*Task instructions*
Make an exact copy of the listing below.

*Entries taken from a collection*
....
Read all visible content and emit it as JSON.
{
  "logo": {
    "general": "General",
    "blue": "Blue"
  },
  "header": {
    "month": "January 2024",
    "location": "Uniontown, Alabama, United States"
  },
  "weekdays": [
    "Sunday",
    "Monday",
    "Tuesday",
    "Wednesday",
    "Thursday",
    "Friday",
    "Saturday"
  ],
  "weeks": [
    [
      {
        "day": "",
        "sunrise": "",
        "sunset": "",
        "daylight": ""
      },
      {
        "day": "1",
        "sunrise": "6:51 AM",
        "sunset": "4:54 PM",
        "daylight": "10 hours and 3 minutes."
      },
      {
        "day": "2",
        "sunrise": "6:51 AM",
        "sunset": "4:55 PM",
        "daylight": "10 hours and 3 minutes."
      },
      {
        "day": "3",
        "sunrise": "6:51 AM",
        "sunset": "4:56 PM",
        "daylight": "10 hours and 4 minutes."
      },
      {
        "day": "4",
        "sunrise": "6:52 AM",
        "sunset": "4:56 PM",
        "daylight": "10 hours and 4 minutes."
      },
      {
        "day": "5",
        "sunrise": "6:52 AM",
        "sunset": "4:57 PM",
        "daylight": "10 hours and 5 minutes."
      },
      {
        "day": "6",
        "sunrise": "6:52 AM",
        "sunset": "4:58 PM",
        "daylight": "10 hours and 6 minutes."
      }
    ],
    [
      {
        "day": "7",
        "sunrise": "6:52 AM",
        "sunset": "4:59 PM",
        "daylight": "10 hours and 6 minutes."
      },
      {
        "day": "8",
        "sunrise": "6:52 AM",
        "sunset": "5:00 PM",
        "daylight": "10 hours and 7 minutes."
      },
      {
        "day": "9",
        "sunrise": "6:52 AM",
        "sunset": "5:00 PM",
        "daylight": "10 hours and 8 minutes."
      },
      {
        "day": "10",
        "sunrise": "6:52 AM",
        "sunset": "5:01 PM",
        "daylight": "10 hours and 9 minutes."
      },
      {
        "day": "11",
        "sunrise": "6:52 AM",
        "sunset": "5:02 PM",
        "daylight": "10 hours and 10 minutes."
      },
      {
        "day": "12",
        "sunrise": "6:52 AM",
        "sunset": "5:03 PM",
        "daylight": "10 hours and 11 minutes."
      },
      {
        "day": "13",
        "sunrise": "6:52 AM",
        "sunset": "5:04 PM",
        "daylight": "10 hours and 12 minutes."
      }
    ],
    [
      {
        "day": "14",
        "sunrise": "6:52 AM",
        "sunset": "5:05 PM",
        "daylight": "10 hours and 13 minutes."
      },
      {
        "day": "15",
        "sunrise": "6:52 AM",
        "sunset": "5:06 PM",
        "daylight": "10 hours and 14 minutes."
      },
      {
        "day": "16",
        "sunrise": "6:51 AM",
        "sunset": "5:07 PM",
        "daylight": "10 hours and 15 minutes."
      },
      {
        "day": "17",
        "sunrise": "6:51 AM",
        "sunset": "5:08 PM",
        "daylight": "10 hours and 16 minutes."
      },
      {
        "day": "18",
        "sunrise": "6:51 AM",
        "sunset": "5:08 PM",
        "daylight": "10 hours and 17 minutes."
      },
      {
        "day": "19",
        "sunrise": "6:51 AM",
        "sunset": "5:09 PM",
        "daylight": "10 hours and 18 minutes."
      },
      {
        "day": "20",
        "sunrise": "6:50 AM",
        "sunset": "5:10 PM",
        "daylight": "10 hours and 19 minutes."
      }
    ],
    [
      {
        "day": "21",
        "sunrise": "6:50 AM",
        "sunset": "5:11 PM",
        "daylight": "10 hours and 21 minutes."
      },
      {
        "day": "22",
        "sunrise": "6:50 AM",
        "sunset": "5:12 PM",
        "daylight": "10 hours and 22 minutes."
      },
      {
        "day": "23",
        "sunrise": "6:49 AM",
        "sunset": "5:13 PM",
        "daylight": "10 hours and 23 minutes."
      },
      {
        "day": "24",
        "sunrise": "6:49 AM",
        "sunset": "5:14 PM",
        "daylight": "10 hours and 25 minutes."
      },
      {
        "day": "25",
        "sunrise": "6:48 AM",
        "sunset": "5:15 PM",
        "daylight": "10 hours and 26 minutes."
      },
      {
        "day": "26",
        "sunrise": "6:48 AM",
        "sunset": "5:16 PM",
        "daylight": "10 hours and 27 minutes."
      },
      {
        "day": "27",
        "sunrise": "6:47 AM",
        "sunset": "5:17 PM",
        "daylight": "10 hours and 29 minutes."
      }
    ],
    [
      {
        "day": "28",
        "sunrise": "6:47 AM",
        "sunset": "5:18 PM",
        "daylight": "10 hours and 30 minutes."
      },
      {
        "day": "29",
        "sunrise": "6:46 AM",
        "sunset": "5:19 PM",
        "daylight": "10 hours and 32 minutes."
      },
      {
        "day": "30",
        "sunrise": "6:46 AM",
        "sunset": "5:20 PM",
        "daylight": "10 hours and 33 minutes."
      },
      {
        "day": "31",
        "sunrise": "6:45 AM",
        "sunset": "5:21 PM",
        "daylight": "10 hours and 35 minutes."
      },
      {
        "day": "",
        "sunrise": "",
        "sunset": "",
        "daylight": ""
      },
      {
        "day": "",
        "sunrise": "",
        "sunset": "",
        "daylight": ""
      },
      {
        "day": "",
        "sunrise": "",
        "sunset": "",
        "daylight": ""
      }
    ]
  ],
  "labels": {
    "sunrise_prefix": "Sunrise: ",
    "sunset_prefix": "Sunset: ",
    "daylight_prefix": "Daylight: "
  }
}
....
*Written answer*
Read all visible content and emit it as JSON.
{
  "logo": {
    "general": "General",
    "blue": "Blue"
  },
  "header": {
    "month": "January 2024",
    "location": "Uniontown, Alabama, United States"
  },
  "weekdays": [
    "Sunday",
    "Monday",
    "Tuesday",
    "Wednesday",
    "Thursday",
    "Friday",
    "Saturday"
  ],
  "weeks": [
    [
      {
        "day": "",
        "sunrise": "",
        "sunset": "",
        "daylight": ""
      },
      {
        "day": "1",
        "sunrise": "6:51 AM",
        "sunset": "4:54 PM",
        "daylight": "10 hours and 3 minutes."
      },
      {
        "day": "2",
        "sunrise": "6:51 AM",
        "sunset": "4:55 PM",
        "daylight": "10 hours and 3 minutes."
      },
      {
        "day": "3",
        "sunrise": "6:51 AM",
        "sunset": "4:56 PM",
        "daylight": "10 hours and 4 minutes."
      },
      {
        "day": "4",
        "sunrise": "6:52 AM",
        "sunset": "4:56 PM",
        "daylight": "10 hours and 4 minutes."
      },
      {
        "day": "5",
        "sunrise": "6:52 AM",
        "sunset": "4:57 PM",
        "daylight": "10 hours and 5 minutes."
      },
      {
        "day": "6",
        "sunrise": "6:52 AM",
        "sunset": "4:58 PM",
        "daylight": "10 hours and 6 minutes."
      }
    ],
    [
      {
        "day": "7",
        "sunrise": "6:52 AM",
        "sunset": "4:59 PM",
        "daylight": "10 hours and 6 minutes."
      },
      {
        "day": "8",
        "sunrise": "6:52 AM",
        "sunset": "5:00 PM",
        "daylight": "10 hours and 7 minutes."
      },
      {
        "day": "9",
        "sunrise": "6:52 AM",
        "sunset": "5:00 PM",
        "daylight": "10 hours and 8 minutes."
      },
      {
        "day": "10",
        "sunrise": "6:52 AM",
        "sunset": "5:01 PM",
        "daylight": "10 hours and 9 minutes."
      },
      {
        "day": "11",
        "sunrise": "6:52 AM",
        "sunset": "5:02 PM",
        "daylight": "10 hours and 10 minutes."
      },
      {
        "day": "12",
        "sunrise": "6:52 AM",
        "sunset": "5:03 PM",
        "daylight": "10 hours and 11 minutes."
      },
      {
        "day": "13",
        "sunrise": "6:52 AM",
        "sunset": "5:04 PM",
        "daylight": "10 hours and 12 minutes."
      }
    ],
    [
      {
        "day": "14",
        "sunrise": "6:52 AM",
        "sunset": "5:05 PM",
        "daylight": "10 hours and 13 minutes."
      },
      {
        "day": "15",
        "sunrise": "6:52 AM",
        "sunset": "5:06 PM",
        "daylight": "10 hours and 14 minutes."
      },
      {
        "day": "16",
        "sunrise": "6:51 AM",
        "sunset": "5:07 PM",
        "daylight": "10 hours and 15 minutes."
      },
      {
        "day": "17",
        "sunrise": "6:51 AM",
        "sunset": "5:08 PM",
        "daylight": "10 hours and 16 minutes."
      },
      {
        "day": "18",
        "sunrise": "6:51 AM",
        "sunset": "5:08 PM",
        "daylight": "10 hours and 17 minutes."
      },
      {
        "day": "19",
        "sunrise": "6:51 AM",
        "sunset": "5:09 PM",
        "daylight": "10 hours and 18 minutes."
      },
      {
        "day": "20",
        "sunrise": "6:50 AM",
        "sunset": "5:10 PM",
        "daylight": "10 hours and 19 minutes."
      }
    ],
    [
      {
        "day": "21",
        "sunrise": "6:50 AM",
        "sunset": "5:11 PM",
        "daylight": "10 hours and 21 minutes."
      },
      {
        "day": "22",
        "sunrise": "6:50 AM",
        "sunset": "5:12 PM",
        "daylight": "10 hours and 22 minutes."
      },
      {
        "day": "23",
        "sunrise": "6:49 AM",
        "sunset": "5:13 PM",
        "daylight": "10 hours and 23 minutes."
      },
      {
        "day": "24",
        "sunrise": "6:49 AM",
        "sunset": "5:14 PM",
        "daylight": "10 hours and 25 minutes."
      },
      {
        "day": "25",
        "sunrise": "6:48 AM",
        "sunset": "5:15 PM",
        "daylight": "10 hours and 26 minutes."
      },
      {
        "day": "26",
        "sunrise": "6:48 AM",
        "sunset": "5:16 PM",
        "daylight": "10 hours and 27 minutes."
      },
      {
        "day": "27",
        "sunrise": "6:47 AM",
        "sunset": "5:17 PM",
        "daylight": "10 hours and 29 minutes."
      }
    ],
    [
      {
        "day": "28",
        "sunrise": "6:47 AM",
        "sunset": "5:18 PM",
        "daylight": "10 hours and 30 minutes."
      },
      {
        "day": "29",
        "sunrise": "6:46 AM",
        "sunset": "5:19 PM",
        "daylight": "10 hours and 32 minutes."
      },
      {
        "day": "30",
        "sunrise": "6:46 AM",
        "sunset": "5:20 PM",
        "daylight": "10 hours and 33 minutes."
      },
      {
        "day": "31",
        "sunrise": "6:45 AM",
        "sunset": "5:21 PM",
        "daylight": "10 hours and 35 minutes."
      },
      {
        "day": "",
        "sunrise": "",
        "sunset": "",
        "daylight": ""
      },
      {
        "day": "",
        "sunrise": "",
        "sunset": "",
        "daylight": ""
      },
      {
        "day": "",
        "sunrise": "",
        "sunset": "",
        "daylight": ""
      }
    ]
  ],
  "labels": {
    "sunrise_prefix": "Sunrise: ",
    "sunset_prefix": "Sunset: ",
    "daylight_prefix": "Daylight: "
  }
}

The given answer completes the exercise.